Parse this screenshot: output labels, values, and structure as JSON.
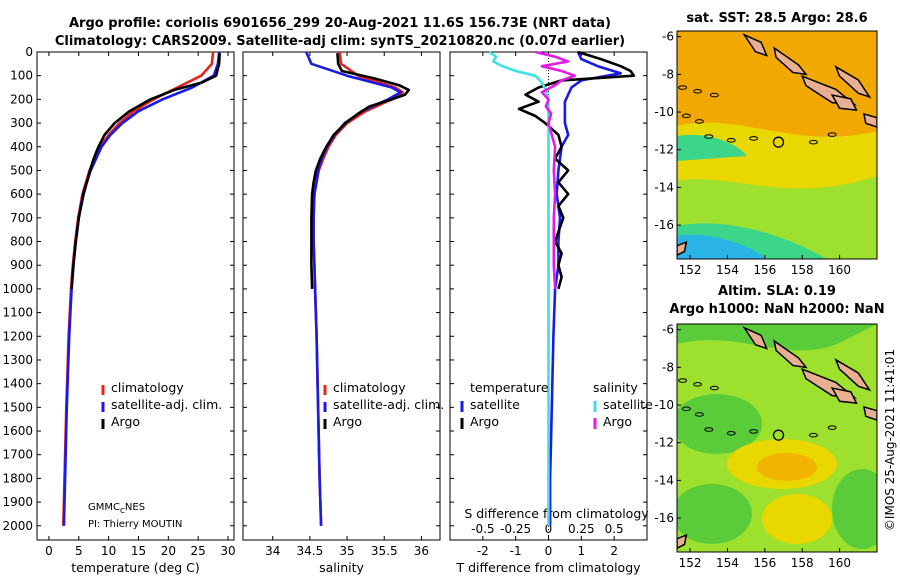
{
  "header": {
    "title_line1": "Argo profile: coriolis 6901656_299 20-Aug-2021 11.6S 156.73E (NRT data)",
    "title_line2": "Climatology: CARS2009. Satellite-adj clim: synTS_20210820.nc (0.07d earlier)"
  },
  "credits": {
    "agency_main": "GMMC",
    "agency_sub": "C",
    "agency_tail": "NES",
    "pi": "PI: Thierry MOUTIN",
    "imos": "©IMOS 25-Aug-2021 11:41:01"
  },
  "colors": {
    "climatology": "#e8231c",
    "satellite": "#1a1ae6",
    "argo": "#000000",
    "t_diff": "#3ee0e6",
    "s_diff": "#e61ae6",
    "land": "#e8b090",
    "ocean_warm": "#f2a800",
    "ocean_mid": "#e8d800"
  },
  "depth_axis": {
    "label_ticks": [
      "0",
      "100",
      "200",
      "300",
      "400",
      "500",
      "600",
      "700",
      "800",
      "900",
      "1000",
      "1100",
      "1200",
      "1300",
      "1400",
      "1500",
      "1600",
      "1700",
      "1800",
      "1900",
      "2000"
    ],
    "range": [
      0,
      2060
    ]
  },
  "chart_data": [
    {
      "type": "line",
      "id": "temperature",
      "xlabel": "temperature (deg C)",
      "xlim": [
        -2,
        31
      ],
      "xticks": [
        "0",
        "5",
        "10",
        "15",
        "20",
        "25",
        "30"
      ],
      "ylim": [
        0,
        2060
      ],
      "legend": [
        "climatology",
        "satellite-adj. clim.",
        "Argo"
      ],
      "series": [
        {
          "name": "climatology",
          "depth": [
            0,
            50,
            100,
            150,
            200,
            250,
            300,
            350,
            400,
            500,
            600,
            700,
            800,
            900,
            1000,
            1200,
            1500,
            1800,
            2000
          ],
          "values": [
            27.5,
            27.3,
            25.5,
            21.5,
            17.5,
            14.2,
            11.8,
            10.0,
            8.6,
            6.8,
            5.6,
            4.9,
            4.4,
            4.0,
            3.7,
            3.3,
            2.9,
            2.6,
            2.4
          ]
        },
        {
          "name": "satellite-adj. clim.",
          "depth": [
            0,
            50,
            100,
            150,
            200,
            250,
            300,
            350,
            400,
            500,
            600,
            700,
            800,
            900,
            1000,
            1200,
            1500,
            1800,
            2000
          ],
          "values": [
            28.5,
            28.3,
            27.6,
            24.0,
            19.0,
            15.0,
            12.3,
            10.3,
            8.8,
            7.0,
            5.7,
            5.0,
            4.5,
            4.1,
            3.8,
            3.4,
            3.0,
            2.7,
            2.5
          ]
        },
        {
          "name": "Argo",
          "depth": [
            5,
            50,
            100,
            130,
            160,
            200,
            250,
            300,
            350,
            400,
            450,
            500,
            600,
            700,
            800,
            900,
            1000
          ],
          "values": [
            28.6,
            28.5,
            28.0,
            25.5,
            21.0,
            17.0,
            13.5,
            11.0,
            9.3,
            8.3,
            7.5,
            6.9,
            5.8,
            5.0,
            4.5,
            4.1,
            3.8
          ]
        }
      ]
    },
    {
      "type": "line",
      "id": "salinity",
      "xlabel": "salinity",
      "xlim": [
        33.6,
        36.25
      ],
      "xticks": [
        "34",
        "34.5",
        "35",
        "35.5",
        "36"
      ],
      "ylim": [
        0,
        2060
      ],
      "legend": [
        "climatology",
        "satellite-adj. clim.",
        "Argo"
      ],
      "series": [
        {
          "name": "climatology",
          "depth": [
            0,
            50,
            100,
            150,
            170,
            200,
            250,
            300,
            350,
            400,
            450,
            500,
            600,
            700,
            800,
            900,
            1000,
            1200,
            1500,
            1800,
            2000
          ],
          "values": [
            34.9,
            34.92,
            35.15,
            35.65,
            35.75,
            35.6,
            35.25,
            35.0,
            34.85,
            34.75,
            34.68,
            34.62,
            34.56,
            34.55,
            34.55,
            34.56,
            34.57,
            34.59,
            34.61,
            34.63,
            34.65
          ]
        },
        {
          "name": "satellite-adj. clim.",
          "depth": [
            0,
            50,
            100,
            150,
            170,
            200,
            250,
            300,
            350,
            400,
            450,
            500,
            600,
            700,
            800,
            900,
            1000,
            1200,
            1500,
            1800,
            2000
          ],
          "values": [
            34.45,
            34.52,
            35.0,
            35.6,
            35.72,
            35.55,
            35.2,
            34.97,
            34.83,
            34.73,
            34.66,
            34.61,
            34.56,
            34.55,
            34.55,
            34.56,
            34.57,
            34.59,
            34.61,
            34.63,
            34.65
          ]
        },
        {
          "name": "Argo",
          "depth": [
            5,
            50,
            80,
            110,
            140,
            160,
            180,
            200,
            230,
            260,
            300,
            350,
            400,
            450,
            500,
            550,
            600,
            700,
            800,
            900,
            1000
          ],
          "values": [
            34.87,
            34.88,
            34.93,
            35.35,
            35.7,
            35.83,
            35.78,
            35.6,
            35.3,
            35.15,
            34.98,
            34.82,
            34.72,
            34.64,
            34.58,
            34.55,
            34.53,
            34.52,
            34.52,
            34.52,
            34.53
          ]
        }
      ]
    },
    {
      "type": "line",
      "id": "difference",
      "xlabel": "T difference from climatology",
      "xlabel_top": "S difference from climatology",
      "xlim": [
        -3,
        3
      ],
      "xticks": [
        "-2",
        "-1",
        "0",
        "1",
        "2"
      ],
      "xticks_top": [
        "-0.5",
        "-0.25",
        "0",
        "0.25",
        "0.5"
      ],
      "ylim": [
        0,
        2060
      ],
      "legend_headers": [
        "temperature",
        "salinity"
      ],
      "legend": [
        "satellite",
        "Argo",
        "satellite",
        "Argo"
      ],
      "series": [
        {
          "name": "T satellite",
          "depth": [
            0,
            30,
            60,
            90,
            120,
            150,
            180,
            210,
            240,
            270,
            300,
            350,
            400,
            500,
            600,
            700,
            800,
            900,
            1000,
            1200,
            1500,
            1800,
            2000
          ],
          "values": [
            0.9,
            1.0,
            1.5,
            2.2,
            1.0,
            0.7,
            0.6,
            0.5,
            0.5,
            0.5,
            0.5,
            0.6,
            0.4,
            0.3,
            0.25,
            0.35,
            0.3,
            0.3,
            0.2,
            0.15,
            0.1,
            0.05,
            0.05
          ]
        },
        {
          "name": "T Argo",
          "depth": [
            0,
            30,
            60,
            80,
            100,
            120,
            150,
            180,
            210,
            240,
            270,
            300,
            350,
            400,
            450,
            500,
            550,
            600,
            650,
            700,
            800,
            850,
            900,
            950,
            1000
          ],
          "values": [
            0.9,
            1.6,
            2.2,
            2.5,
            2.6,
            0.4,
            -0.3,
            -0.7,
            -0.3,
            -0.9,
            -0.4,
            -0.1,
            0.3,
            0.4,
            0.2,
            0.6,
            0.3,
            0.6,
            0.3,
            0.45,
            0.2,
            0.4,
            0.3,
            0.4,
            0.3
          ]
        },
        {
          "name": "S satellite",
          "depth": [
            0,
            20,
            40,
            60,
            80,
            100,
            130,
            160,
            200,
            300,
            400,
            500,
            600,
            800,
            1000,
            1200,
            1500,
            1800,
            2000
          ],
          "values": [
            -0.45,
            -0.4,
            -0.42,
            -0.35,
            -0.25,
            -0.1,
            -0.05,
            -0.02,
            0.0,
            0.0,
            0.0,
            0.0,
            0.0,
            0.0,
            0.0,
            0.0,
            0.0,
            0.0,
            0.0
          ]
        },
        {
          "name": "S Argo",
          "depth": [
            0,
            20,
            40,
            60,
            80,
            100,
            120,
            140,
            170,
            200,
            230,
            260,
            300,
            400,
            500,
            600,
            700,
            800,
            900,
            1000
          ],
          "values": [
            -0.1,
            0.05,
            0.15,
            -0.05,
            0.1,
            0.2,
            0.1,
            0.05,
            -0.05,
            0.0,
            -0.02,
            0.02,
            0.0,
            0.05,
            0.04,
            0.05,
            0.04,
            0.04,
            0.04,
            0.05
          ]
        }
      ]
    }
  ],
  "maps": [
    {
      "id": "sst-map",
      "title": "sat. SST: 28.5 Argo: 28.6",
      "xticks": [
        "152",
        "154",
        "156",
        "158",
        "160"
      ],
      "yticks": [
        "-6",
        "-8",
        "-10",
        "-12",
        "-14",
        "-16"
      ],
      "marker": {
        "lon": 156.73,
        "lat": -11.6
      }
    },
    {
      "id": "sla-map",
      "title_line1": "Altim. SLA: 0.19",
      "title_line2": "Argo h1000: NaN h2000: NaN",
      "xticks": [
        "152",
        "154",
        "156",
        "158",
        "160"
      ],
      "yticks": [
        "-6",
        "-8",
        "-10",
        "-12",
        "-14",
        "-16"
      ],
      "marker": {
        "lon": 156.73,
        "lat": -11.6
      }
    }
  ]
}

______________________________

(OBJECTIVE) Check each line above for the word "difference", and copy the lines where it appears.

(THE ANSWER)
      "id": "difference",
      "xlabel": "T difference from climatology",
      "xlabel_top": "S difference from climatology",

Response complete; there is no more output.